[Objective] Type out all the records word for word. Any pictures are to be left out.

▼

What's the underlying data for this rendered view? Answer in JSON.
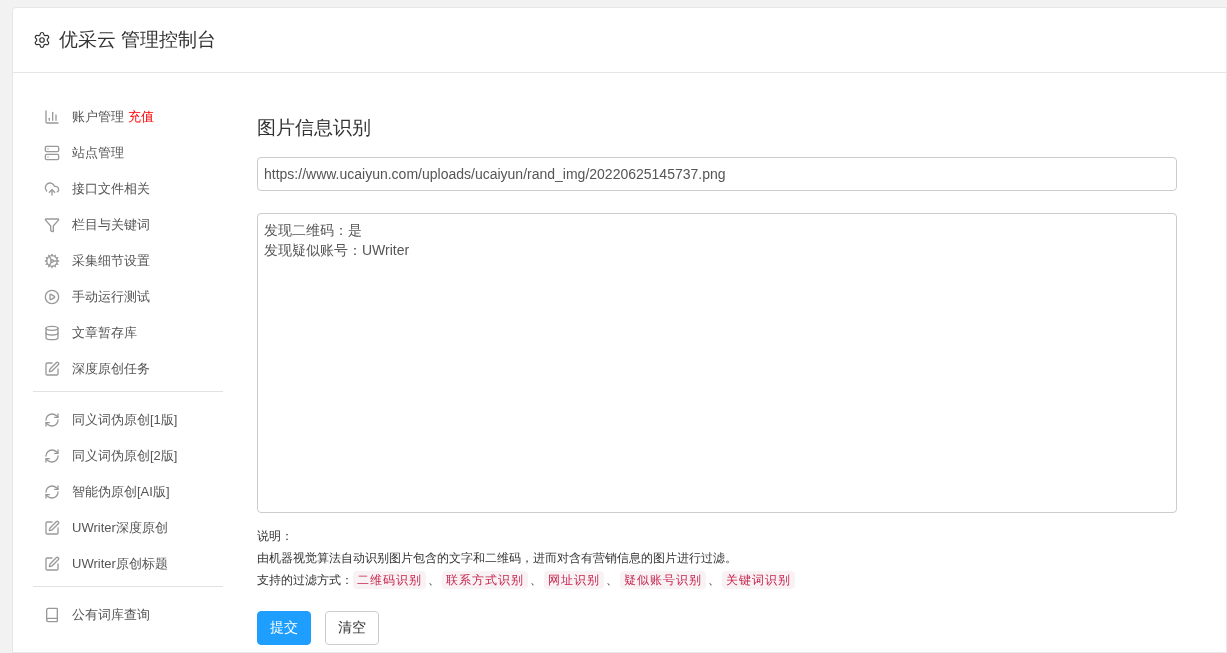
{
  "header": {
    "title": "优采云 管理控制台"
  },
  "sidebar": {
    "groups": [
      {
        "items": [
          {
            "label": "账户管理",
            "badge": "充值"
          },
          {
            "label": "站点管理"
          },
          {
            "label": "接口文件相关"
          },
          {
            "label": "栏目与关键词"
          },
          {
            "label": "采集细节设置"
          },
          {
            "label": "手动运行测试"
          },
          {
            "label": "文章暂存库"
          },
          {
            "label": "深度原创任务"
          }
        ]
      },
      {
        "items": [
          {
            "label": "同义词伪原创[1版]"
          },
          {
            "label": "同义词伪原创[2版]"
          },
          {
            "label": "智能伪原创[AI版]"
          },
          {
            "label": "UWriter深度原创"
          },
          {
            "label": "UWriter原创标题"
          }
        ]
      },
      {
        "items": [
          {
            "label": "公有词库查询"
          }
        ]
      }
    ]
  },
  "main": {
    "heading": "图片信息识别",
    "url_field": {
      "value": "https://www.ucaiyun.com/uploads/ucaiyun/rand_img/20220625145737.png"
    },
    "result_box": {
      "lines": [
        "发现二维码：是",
        "发现疑似账号：UWriter"
      ]
    },
    "notes": {
      "title": "说明：",
      "description": "由机器视觉算法自动识别图片包含的文字和二维码，进而对含有营销信息的图片进行过滤。",
      "methods_label": "支持的过滤方式：",
      "separator": "、",
      "methods": [
        "二维码识别",
        "联系方式识别",
        "网址识别",
        "疑似账号识别",
        "关键词识别"
      ]
    },
    "buttons": [
      {
        "label": "提交",
        "kind": "primary"
      },
      {
        "label": "清空",
        "kind": "default"
      }
    ]
  }
}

▲

[Exercise result]
What's the underlying data for this rendered view? Answer in JSON.
{
  "header": {
    "title": "优采云 管理控制台"
  },
  "sidebar": {
    "groups": [
      {
        "items": [
          {
            "label": "账户管理",
            "badge": "充值"
          },
          {
            "label": "站点管理"
          },
          {
            "label": "接口文件相关"
          },
          {
            "label": "栏目与关键词"
          },
          {
            "label": "采集细节设置"
          },
          {
            "label": "手动运行测试"
          },
          {
            "label": "文章暂存库"
          },
          {
            "label": "深度原创任务"
          }
        ]
      },
      {
        "items": [
          {
            "label": "同义词伪原创[1版]"
          },
          {
            "label": "同义词伪原创[2版]"
          },
          {
            "label": "智能伪原创[AI版]"
          },
          {
            "label": "UWriter深度原创"
          },
          {
            "label": "UWriter原创标题"
          }
        ]
      },
      {
        "items": [
          {
            "label": "公有词库查询"
          }
        ]
      }
    ]
  },
  "main": {
    "heading": "图片信息识别",
    "url_field": {
      "value": "https://www.ucaiyun.com/uploads/ucaiyun/rand_img/20220625145737.png"
    },
    "result_box": {
      "lines": [
        "发现二维码：是",
        "发现疑似账号：UWriter"
      ]
    },
    "notes": {
      "title": "说明：",
      "description": "由机器视觉算法自动识别图片包含的文字和二维码，进而对含有营销信息的图片进行过滤。",
      "methods_label": "支持的过滤方式：",
      "separator": "、",
      "methods": [
        "二维码识别",
        "联系方式识别",
        "网址识别",
        "疑似账号识别",
        "关键词识别"
      ]
    },
    "buttons": [
      {
        "label": "提交",
        "kind": "primary"
      },
      {
        "label": "清空",
        "kind": "default"
      }
    ]
  }
}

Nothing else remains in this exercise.